Content starts

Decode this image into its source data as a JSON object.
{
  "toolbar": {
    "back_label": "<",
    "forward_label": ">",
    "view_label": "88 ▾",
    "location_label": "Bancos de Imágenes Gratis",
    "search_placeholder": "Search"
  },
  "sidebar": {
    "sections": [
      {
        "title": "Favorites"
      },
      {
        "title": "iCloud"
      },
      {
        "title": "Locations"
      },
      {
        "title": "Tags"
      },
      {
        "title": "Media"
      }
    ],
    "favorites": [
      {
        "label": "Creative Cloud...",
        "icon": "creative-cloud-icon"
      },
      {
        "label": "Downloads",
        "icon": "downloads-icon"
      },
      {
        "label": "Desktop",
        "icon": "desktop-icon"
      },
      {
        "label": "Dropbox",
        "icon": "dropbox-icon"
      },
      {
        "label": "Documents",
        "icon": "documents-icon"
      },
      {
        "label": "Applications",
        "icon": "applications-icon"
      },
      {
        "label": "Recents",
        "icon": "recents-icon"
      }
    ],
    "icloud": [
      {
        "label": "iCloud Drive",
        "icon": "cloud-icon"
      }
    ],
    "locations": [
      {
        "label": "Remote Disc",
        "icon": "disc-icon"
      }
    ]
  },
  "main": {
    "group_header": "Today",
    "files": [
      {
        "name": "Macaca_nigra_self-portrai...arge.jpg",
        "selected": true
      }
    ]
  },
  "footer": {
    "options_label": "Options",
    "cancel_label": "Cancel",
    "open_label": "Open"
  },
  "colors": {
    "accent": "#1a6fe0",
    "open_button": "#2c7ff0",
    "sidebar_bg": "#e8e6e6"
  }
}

Content ends

*Prompt*: Each line above needs to be written out again exactly.

*Exercise output*:
Decode this image into its source data as a JSON object.
{
  "toolbar": {
    "back_label": "<",
    "forward_label": ">",
    "view_label": "88 ▾",
    "location_label": "Bancos de Imágenes Gratis",
    "search_placeholder": "Search"
  },
  "sidebar": {
    "sections": [
      {
        "title": "Favorites"
      },
      {
        "title": "iCloud"
      },
      {
        "title": "Locations"
      },
      {
        "title": "Tags"
      },
      {
        "title": "Media"
      }
    ],
    "favorites": [
      {
        "label": "Creative Cloud...",
        "icon": "creative-cloud-icon"
      },
      {
        "label": "Downloads",
        "icon": "downloads-icon"
      },
      {
        "label": "Desktop",
        "icon": "desktop-icon"
      },
      {
        "label": "Dropbox",
        "icon": "dropbox-icon"
      },
      {
        "label": "Documents",
        "icon": "documents-icon"
      },
      {
        "label": "Applications",
        "icon": "applications-icon"
      },
      {
        "label": "Recents",
        "icon": "recents-icon"
      }
    ],
    "icloud": [
      {
        "label": "iCloud Drive",
        "icon": "cloud-icon"
      }
    ],
    "locations": [
      {
        "label": "Remote Disc",
        "icon": "disc-icon"
      }
    ]
  },
  "main": {
    "group_header": "Today",
    "files": [
      {
        "name": "Macaca_nigra_self-portrai...arge.jpg",
        "selected": true
      }
    ]
  },
  "footer": {
    "options_label": "Options",
    "cancel_label": "Cancel",
    "open_label": "Open"
  },
  "colors": {
    "accent": "#1a6fe0",
    "open_button": "#2c7ff0",
    "sidebar_bg": "#e8e6e6"
  }
}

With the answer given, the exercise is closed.